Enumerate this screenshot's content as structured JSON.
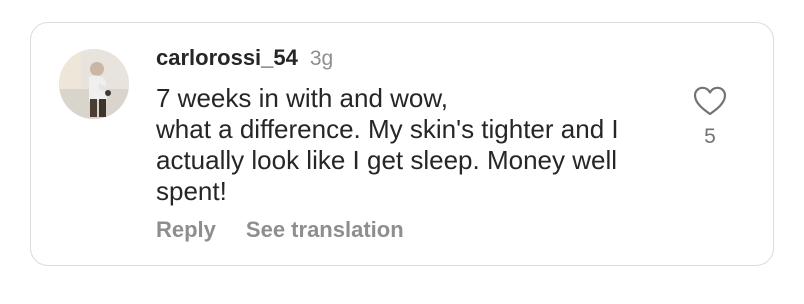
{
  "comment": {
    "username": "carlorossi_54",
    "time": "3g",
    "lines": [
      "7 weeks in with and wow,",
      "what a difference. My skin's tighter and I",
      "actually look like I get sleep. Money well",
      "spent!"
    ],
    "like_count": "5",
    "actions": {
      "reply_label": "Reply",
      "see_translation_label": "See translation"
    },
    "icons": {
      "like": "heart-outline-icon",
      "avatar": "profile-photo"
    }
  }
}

» What the task requires
Quote the material in full and exactly; do not carry over its pictures.

» Exercise solution
Enumerate this screenshot's content as structured JSON.
{
  "comment": {
    "username": "carlorossi_54",
    "time": "3g",
    "lines": [
      "7 weeks in with and wow,",
      "what a difference. My skin's tighter and I",
      "actually look like I get sleep. Money well",
      "spent!"
    ],
    "like_count": "5",
    "actions": {
      "reply_label": "Reply",
      "see_translation_label": "See translation"
    },
    "icons": {
      "like": "heart-outline-icon",
      "avatar": "profile-photo"
    }
  }
}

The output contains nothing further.